* _Source extract_:
────────────────────────────────────────
But there's hope, according to Dr. David Glass of Kent State University. Apparently, we all run on biological clocks, and when they get out of sync, we're more susceptible to accidents and illness. But Glass has an Rx for relief on this front, a way we can all get ready for the switch: Steps Help Brain Adjust to Daylight Saving
The hamsters used in the research are healthy and happy, Glass says, and they exercise regularly on a wheel. It turns out that when the animals are running, they release more serotonin, and "serotonin plays a major role in terms of controlling the timing of the clock itself," he adds.
The same thing happens in humans.
"If you were to go out and run, or even take a brisk walk, we know that would stimulate serotonin release in the brain," Glass says. "That has a number of different effects, including for a lot of folks, alleviating depression."
It also resets the clock, so exercise is part of his formula for dealing with jet lag, or even a time change of one hour.
So Saturday afternoon, he says, go out and get some exercise.
"A brisk walk will release serotonin and other types of neurotransmitters that will phase-advance the clock," he says.
You might also pick up a melatonin pill, which functions similar to serotonin, from your local drugstore and "pop that right after your walk."
Finally, when you get up Sunday morning, expose yourself to a reasonably bright light for an hour or two.
I'm definitely going to do this. It's certainly worth a shot, and if it actually works, it will save me six months of miserable mornings.
────────────────────────────────────────
Entries taken from a collection:
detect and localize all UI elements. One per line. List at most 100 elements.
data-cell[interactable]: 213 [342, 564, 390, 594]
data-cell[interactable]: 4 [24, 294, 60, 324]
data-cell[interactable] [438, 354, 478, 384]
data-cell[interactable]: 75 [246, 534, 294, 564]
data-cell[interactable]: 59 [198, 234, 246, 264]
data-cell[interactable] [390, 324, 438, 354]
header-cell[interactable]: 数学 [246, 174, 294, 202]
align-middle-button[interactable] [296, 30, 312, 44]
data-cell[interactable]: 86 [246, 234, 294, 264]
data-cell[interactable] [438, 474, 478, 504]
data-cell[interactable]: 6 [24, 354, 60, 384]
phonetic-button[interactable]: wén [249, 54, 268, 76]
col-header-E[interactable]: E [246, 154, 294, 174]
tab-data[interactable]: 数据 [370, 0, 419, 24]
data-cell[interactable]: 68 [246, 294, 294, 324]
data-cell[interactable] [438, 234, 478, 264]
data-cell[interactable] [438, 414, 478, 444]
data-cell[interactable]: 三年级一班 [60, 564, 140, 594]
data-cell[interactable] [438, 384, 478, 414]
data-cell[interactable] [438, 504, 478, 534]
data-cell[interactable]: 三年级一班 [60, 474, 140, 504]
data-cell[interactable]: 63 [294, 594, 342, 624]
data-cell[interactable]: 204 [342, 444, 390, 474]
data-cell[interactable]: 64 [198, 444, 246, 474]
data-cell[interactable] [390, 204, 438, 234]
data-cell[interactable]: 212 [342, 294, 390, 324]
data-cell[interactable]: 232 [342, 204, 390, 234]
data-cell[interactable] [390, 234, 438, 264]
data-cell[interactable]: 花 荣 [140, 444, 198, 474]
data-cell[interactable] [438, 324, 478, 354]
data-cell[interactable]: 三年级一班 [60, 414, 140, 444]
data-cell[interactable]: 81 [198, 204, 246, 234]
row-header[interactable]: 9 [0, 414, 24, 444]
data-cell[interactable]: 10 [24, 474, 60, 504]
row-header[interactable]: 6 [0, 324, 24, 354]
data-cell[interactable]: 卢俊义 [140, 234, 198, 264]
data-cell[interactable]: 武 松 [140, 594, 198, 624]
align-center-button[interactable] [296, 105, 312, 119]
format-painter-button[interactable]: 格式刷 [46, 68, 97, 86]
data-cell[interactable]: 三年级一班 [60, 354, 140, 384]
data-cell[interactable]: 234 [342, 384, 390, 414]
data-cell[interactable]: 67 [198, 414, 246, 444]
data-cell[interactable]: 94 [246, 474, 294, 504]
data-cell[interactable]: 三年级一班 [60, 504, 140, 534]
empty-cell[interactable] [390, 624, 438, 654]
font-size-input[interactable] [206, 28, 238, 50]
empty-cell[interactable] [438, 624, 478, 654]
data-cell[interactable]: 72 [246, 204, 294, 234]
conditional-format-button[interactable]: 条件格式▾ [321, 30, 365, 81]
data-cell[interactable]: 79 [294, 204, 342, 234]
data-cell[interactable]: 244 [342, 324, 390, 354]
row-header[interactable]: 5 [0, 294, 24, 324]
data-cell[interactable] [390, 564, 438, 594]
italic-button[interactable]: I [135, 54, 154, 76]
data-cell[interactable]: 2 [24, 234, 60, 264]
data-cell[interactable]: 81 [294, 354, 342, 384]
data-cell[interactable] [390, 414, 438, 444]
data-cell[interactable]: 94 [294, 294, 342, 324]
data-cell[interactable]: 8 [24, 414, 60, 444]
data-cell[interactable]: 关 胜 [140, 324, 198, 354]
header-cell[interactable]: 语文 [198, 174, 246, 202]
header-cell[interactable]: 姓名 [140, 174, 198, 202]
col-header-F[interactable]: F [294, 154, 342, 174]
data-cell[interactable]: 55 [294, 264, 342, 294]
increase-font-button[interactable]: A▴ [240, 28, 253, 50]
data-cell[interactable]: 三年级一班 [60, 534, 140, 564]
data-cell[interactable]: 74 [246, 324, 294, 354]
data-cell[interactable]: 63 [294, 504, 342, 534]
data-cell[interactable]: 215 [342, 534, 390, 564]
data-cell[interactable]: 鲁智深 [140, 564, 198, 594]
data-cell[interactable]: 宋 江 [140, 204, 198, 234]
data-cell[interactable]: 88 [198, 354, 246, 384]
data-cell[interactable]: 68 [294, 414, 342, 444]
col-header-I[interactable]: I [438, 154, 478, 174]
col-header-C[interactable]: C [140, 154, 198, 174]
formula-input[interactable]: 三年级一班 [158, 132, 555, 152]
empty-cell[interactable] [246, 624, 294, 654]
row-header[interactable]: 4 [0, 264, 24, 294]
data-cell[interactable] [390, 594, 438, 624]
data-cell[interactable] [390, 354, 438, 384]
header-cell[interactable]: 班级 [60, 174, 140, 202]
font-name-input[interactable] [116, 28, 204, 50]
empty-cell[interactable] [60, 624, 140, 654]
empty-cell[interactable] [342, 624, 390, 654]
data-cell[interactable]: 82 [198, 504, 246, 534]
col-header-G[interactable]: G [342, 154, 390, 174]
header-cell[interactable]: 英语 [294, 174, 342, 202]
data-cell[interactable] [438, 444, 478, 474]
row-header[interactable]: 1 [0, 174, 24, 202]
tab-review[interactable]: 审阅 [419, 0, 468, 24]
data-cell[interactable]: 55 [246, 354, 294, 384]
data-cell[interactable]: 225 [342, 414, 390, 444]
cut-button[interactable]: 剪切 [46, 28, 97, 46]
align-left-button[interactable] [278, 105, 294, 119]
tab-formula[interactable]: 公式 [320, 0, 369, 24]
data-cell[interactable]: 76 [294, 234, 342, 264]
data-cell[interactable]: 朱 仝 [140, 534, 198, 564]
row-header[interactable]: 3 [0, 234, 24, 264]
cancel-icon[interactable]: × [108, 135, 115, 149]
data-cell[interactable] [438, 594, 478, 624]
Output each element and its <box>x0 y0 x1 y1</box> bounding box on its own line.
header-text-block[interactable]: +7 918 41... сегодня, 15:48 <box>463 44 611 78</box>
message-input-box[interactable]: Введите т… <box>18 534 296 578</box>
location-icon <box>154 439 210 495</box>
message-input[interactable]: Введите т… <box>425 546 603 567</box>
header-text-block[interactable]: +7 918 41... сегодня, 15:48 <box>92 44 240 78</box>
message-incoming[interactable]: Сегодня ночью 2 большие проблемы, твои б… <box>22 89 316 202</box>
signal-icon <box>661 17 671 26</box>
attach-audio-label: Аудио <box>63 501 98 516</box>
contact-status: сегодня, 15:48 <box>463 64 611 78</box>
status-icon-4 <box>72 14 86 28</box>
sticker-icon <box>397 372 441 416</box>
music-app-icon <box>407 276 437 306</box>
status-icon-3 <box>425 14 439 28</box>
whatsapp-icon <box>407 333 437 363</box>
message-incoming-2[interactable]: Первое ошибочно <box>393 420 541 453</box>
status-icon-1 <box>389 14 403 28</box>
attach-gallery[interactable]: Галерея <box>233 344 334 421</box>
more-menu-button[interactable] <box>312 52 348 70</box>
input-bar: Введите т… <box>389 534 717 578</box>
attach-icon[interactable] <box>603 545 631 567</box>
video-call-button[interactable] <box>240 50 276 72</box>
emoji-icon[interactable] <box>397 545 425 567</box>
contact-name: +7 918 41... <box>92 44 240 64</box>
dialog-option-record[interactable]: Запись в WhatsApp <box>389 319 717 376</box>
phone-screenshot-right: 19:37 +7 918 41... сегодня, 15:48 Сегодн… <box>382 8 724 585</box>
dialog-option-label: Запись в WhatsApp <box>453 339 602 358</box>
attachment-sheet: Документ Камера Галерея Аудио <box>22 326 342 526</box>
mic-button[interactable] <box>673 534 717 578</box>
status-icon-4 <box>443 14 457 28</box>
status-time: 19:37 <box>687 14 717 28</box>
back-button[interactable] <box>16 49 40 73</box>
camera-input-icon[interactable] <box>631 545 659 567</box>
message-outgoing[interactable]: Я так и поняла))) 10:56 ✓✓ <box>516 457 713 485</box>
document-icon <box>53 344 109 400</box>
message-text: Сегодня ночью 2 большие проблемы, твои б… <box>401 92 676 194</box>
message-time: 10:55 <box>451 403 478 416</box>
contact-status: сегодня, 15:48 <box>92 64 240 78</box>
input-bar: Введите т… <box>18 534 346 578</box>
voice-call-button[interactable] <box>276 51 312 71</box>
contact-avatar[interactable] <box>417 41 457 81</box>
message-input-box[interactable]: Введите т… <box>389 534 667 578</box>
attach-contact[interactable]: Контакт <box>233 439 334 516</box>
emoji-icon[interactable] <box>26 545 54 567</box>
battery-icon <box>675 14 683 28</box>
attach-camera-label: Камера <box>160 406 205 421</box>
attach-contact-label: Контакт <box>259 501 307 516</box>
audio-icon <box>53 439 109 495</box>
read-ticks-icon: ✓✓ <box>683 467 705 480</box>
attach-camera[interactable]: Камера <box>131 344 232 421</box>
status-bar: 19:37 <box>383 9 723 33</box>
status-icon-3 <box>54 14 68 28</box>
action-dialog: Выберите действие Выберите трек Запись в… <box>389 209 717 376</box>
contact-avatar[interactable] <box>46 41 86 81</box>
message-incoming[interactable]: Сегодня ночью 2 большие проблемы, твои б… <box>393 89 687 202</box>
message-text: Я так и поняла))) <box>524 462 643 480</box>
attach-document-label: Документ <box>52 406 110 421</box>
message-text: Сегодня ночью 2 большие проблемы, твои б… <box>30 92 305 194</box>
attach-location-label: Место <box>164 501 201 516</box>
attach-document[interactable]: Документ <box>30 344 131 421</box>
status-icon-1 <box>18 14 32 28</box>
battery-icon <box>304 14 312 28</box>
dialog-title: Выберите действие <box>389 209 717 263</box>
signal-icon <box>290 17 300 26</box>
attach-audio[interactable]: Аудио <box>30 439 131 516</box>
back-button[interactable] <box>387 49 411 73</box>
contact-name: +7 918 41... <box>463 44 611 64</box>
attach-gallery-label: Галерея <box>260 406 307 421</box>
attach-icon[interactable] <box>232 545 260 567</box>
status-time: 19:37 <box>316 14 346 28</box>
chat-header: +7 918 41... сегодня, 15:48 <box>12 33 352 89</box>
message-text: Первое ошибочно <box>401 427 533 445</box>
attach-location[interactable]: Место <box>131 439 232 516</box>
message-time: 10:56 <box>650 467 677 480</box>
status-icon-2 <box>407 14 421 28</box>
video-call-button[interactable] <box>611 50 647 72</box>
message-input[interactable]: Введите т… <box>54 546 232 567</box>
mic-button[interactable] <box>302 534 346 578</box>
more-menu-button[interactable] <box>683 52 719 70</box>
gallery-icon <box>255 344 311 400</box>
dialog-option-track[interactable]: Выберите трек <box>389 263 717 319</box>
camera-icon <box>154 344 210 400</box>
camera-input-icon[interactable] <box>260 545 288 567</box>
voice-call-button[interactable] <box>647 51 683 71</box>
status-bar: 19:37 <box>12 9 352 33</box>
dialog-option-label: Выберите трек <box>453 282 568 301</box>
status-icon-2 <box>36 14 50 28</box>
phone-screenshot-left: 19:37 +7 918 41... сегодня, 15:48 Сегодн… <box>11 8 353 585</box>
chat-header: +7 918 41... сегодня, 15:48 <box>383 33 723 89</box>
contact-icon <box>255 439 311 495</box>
────────────────────────────────────────
* _Problems to work on_:
• a. Answer these from the daylight saving passage above:
(i) Which university is Dr. David Glass affiliated with?
(ii) What animals were used in the research?
(iii) On Sunday morning, for how long should you expose yourself to a reasonably bright light?
• b. Please write out the daylight saving passage from "But there's hope, according" up to and including "happens in humans.".

* _Answers for this exercise_:
• a.
(i) Kent State University
(ii) Hamsters
(iii) An hour or two

• b.
But there's hope, according to Dr. David Glass of Kent State University. Apparently, we all run on biological clocks, and when they get out of sync, we're more susceptible to accidents and illness. But Glass has an Rx for relief on this front, a way we can all get ready for the switch: Steps Help Brain Adjust to Daylight Saving
The hamsters used in the research are healthy and happy, Glass says, and they exercise regularly on a wheel. It turns out that when the animals are running, they release more serotonin, and "serotonin plays a major role in terms of controlling the timing of the clock itself," he adds.
The same thing happens in humans.